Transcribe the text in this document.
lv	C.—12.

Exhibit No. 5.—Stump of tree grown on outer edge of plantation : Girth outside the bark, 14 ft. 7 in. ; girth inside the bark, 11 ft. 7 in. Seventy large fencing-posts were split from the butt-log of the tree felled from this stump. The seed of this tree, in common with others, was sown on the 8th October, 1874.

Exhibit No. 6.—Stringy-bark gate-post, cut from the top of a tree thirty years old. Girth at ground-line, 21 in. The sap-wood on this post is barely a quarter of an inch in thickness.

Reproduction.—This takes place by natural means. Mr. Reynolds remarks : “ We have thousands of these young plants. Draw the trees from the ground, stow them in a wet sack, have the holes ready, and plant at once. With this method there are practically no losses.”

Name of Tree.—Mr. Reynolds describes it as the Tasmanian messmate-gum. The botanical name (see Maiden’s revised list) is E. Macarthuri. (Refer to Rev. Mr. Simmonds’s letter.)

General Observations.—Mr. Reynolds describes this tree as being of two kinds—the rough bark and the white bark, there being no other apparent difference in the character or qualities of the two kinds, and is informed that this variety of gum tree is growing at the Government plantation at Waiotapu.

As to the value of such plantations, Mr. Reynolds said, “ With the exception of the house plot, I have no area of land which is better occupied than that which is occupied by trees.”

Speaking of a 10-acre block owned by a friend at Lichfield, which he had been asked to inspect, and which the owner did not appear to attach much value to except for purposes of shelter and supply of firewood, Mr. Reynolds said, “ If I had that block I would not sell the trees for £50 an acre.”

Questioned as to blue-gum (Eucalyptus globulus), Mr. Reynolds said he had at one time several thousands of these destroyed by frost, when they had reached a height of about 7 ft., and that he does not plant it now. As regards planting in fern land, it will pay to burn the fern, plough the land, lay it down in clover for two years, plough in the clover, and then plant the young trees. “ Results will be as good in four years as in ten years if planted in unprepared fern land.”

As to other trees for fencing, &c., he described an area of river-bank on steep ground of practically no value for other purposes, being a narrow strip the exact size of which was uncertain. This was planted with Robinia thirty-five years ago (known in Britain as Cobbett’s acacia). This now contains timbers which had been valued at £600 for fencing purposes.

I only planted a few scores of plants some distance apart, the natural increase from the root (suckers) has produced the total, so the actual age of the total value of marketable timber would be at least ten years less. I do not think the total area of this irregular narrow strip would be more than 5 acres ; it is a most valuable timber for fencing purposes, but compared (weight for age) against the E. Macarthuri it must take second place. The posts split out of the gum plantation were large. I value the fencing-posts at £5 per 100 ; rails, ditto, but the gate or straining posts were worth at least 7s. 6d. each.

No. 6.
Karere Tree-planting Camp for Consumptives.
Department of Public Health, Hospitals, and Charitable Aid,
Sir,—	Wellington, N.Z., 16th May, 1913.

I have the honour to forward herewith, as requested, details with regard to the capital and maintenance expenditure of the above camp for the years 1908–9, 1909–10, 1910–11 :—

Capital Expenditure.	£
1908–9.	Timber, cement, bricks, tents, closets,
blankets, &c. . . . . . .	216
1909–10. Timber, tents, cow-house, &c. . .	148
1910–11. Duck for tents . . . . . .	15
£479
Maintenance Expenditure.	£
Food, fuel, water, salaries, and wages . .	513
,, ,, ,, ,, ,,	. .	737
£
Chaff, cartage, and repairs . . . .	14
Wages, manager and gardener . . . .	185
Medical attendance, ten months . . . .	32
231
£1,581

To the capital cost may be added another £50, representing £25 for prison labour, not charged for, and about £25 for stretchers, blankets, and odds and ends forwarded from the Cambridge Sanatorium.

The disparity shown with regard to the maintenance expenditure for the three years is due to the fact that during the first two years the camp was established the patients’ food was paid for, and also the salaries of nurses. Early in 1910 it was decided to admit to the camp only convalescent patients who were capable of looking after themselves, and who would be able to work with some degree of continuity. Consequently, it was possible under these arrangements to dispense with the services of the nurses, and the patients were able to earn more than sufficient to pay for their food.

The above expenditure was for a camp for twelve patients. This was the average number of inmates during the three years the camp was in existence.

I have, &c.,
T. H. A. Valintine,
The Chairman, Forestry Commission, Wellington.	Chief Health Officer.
******
→ **GOAL OF THE EXERCISE**
Word for word, return each of the entries.

→ **SOLUTION TO THIS PROBLEM**
Transcribe the text in this document.
lv	C.—12.

Exhibit No. 5.—Stump of tree grown on outer edge of plantation : Girth outside the bark, 14 ft. 7 in. ; girth inside the bark, 11 ft. 7 in. Seventy large fencing-posts were split from the butt-log of the tree felled from this stump. The seed of this tree, in common with others, was sown on the 8th October, 1874.

Exhibit No. 6.—Stringy-bark gate-post, cut from the top of a tree thirty years old. Girth at ground-line, 21 in. The sap-wood on this post is barely a quarter of an inch in thickness.

Reproduction.—This takes place by natural means. Mr. Reynolds remarks : “ We have thousands of these young plants. Draw the trees from the ground, stow them in a wet sack, have the holes ready, and plant at once. With this method there are practically no losses.”

Name of Tree.—Mr. Reynolds describes it as the Tasmanian messmate-gum. The botanical name (see Maiden’s revised list) is E. Macarthuri. (Refer to Rev. Mr. Simmonds’s letter.)

General Observations.—Mr. Reynolds describes this tree as being of two kinds—the rough bark and the white bark, there being no other apparent difference in the character or qualities of the two kinds, and is informed that this variety of gum tree is growing at the Government plantation at Waiotapu.

As to the value of such plantations, Mr. Reynolds said, “ With the exception of the house plot, I have no area of land which is better occupied than that which is occupied by trees.”

Speaking of a 10-acre block owned by a friend at Lichfield, which he had been asked to inspect, and which the owner did not appear to attach much value to except for purposes of shelter and supply of firewood, Mr. Reynolds said, “ If I had that block I would not sell the trees for £50 an acre.”

Questioned as to blue-gum (Eucalyptus globulus), Mr. Reynolds said he had at one time several thousands of these destroyed by frost, when they had reached a height of about 7 ft., and that he does not plant it now. As regards planting in fern land, it will pay to burn the fern, plough the land, lay it down in clover for two years, plough in the clover, and then plant the young trees. “ Results will be as good in four years as in ten years if planted in unprepared fern land.”

As to other trees for fencing, &c., he described an area of river-bank on steep ground of practically no value for other purposes, being a narrow strip the exact size of which was uncertain. This was planted with Robinia thirty-five years ago (known in Britain as Cobbett’s acacia). This now contains timbers which had been valued at £600 for fencing purposes.

I only planted a few scores of plants some distance apart, the natural increase from the root (suckers) has produced the total, so the actual age of the total value of marketable timber would be at least ten years less. I do not think the total area of this irregular narrow strip would be more than 5 acres ; it is a most valuable timber for fencing purposes, but compared (weight for age) against the E. Macarthuri it must take second place. The posts split out of the gum plantation were large. I value the fencing-posts at £5 per 100 ; rails, ditto, but the gate or straining posts were worth at least 7s. 6d. each.

No. 6.
Karere Tree-planting Camp for Consumptives.
Department of Public Health, Hospitals, and Charitable Aid,
Sir,—	Wellington, N.Z., 16th May, 1913.

I have the honour to forward herewith, as requested, details with regard to the capital and maintenance expenditure of the above camp for the years 1908–9, 1909–10, 1910–11 :—

Capital Expenditure.	£
1908–9.	Timber, cement, bricks, tents, closets,
blankets, &c. . . . . . .	216
1909–10. Timber, tents, cow-house, &c. . .	148
1910–11. Duck for tents . . . . . .	15
£479
Maintenance Expenditure.	£
Food, fuel, water, salaries, and wages . .	513
,, ,, ,, ,, ,,	. .	737
£
Chaff, cartage, and repairs . . . .	14
Wages, manager and gardener . . . .	185
Medical attendance, ten months . . . .	32
231
£1,581

To the capital cost may be added another £50, representing £25 for prison labour, not charged for, and about £25 for stretchers, blankets, and odds and ends forwarded from the Cambridge Sanatorium.

The disparity shown with regard to the maintenance expenditure for the three years is due to the fact that during the first two years the camp was established the patients’ food was paid for, and also the salaries of nurses. Early in 1910 it was decided to admit to the camp only convalescent patients who were capable of looking after themselves, and who would be able to work with some degree of continuity. Consequently, it was possible under these arrangements to dispense with the services of the nurses, and the patients were able to earn more than sufficient to pay for their food.

The above expenditure was for a camp for twelve patients. This was the average number of inmates during the three years the camp was in existence.

I have, &c.,
T. H. A. Valintine,
The Chairman, Forestry Commission, Wellington.	Chief Health Officer.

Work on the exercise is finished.